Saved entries
* * *

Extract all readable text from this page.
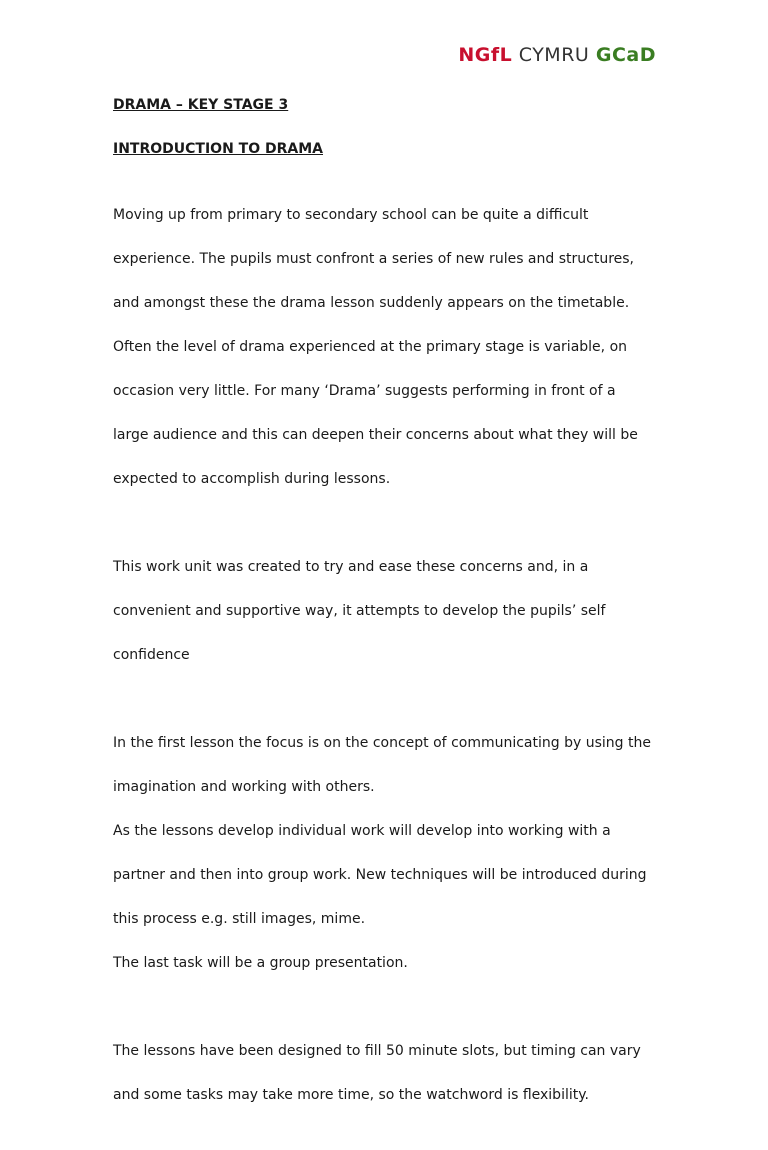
NGfL CYMRU GCaD

DRAMA – KEY STAGE 3

INTRODUCTION TO DRAMA

Moving up from primary to secondary school can be quite a difficult

experience. The pupils must confront a series of new rules and structures,

and amongst these the drama lesson suddenly appears on the timetable.

Often the level of drama experienced at the primary stage is variable, on

occasion very little. For many ‘Drama’ suggests performing in front of a

large audience and this can deepen their concerns about what they will be

expected to accomplish during lessons.

This work unit was created to try and ease these concerns and, in a

convenient and supportive way, it attempts to develop the pupils’ self

confidence

In the first lesson the focus is on the concept of communicating by using the

imagination and working with others.

As the lessons develop individual work will develop into working with a

partner and then into group work. New techniques will be introduced during

this process e.g. still images, mime.

The last task will be a group presentation.

The lessons have been designed to fill 50 minute slots, but timing can vary

and some tasks may take more time, so the watchword is flexibility.
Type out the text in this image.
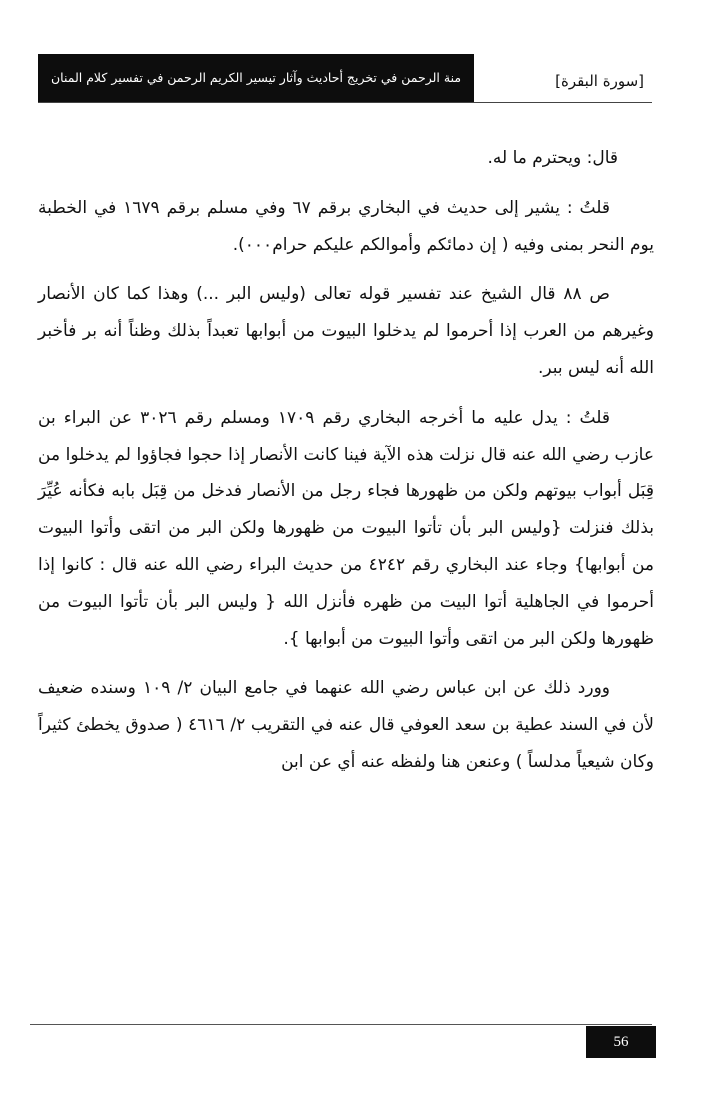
[سورة البقرة]
منة الرحمن في تخريج أحاديث وآثار تيسير الكريم الرحمن في تفسير كلام المنان

قال: ويحترم ما له.

قلتُ : يشير إلى حديث في البخاري برقم ٦٧ وفي مسلم برقم ١٦٧٩ في الخطبة يوم النحر بمنى وفيه ( إن دمائكم وأموالكم عليكم حرام٠٠٠).

ص ٨٨ قال الشيخ عند تفسير قوله تعالى (وليس البر ...) وهذا كما كان الأنصار وغيرهم من العرب إذا أحرموا لم يدخلوا البيوت من أبوابها تعبداً بذلك وظناً أنه بر فأخبر الله أنه ليس ببر.

قلتُ : يدل عليه ما أخرجه البخاري رقم ١٧٠٩ ومسلم رقم ٣٠٢٦ عن البراء بن عازب رضي الله عنه قال نزلت هذه الآية فينا كانت الأنصار إذا حجوا فجاؤوا لم يدخلوا من قِبَل أبواب بيوتهم ولكن من ظهورها فجاء رجل من الأنصار فدخل من قِبَل بابه فكأنه عُيِّرَ بذلك فنزلت {وليس البر بأن تأتوا البيوت من ظهورها ولكن البر من اتقى وأتوا البيوت من أبوابها} وجاء عند البخاري رقم ٤٢٤٢ من حديث البراء رضي الله عنه قال : كانوا إذا أحرموا في الجاهلية أتوا البيت من ظهره فأنزل الله { وليس البر بأن تأتوا البيوت من ظهورها ولكن البر من اتقى وأتوا البيوت من أبوابها }.

وورد ذلك عن ابن عباس رضي الله عنهما في جامع البيان ٢/ ١٠٩ وسنده ضعيف لأن في السند عطية بن سعد العوفي قال عنه في التقريب ٢/ ٤٦١٦ ( صدوق يخطئ كثيراً وكان شيعياً مدلساً ) وعنعن هنا ولفظه عنه أي عن ابن

56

* * *

◆ Stated goal: Drop the pictures and reproduce the rest of the entries above exactly.

◆ Problem solution:
Extract all readable text from this page.
NGfL CYMRU GCaD

DRAMA – KEY STAGE 3

INTRODUCTION TO DRAMA

Moving up from primary to secondary school can be quite a difficult

experience. The pupils must confront a series of new rules and structures,

and amongst these the drama lesson suddenly appears on the timetable.

Often the level of drama experienced at the primary stage is variable, on

occasion very little. For many ‘Drama’ suggests performing in front of a

large audience and this can deepen their concerns about what they will be

expected to accomplish during lessons.

This work unit was created to try and ease these concerns and, in a

convenient and supportive way, it attempts to develop the pupils’ self

confidence

In the first lesson the focus is on the concept of communicating by using the

imagination and working with others.

As the lessons develop individual work will develop into working with a

partner and then into group work. New techniques will be introduced during

this process e.g. still images, mime.

The last task will be a group presentation.

The lessons have been designed to fill 50 minute slots, but timing can vary

and some tasks may take more time, so the watchword is flexibility.
Type out the text in this image.
[سورة البقرة]
منة الرحمن في تخريج أحاديث وآثار تيسير الكريم الرحمن في تفسير كلام المنان

قال: ويحترم ما له.

قلتُ : يشير إلى حديث في البخاري برقم ٦٧ وفي مسلم برقم ١٦٧٩ في الخطبة يوم النحر بمنى وفيه ( إن دمائكم وأموالكم عليكم حرام٠٠٠).

ص ٨٨ قال الشيخ عند تفسير قوله تعالى (وليس البر ...) وهذا كما كان الأنصار وغيرهم من العرب إذا أحرموا لم يدخلوا البيوت من أبوابها تعبداً بذلك وظناً أنه بر فأخبر الله أنه ليس ببر.

قلتُ : يدل عليه ما أخرجه البخاري رقم ١٧٠٩ ومسلم رقم ٣٠٢٦ عن البراء بن عازب رضي الله عنه قال نزلت هذه الآية فينا كانت الأنصار إذا حجوا فجاؤوا لم يدخلوا من قِبَل أبواب بيوتهم ولكن من ظهورها فجاء رجل من الأنصار فدخل من قِبَل بابه فكأنه عُيِّرَ بذلك فنزلت {وليس البر بأن تأتوا البيوت من ظهورها ولكن البر من اتقى وأتوا البيوت من أبوابها} وجاء عند البخاري رقم ٤٢٤٢ من حديث البراء رضي الله عنه قال : كانوا إذا أحرموا في الجاهلية أتوا البيت من ظهره فأنزل الله { وليس البر بأن تأتوا البيوت من ظهورها ولكن البر من اتقى وأتوا البيوت من أبوابها }.

وورد ذلك عن ابن عباس رضي الله عنهما في جامع البيان ٢/ ١٠٩ وسنده ضعيف لأن في السند عطية بن سعد العوفي قال عنه في التقريب ٢/ ٤٦١٦ ( صدوق يخطئ كثيراً وكان شيعياً مدلساً ) وعنعن هنا ولفظه عنه أي عن ابن

56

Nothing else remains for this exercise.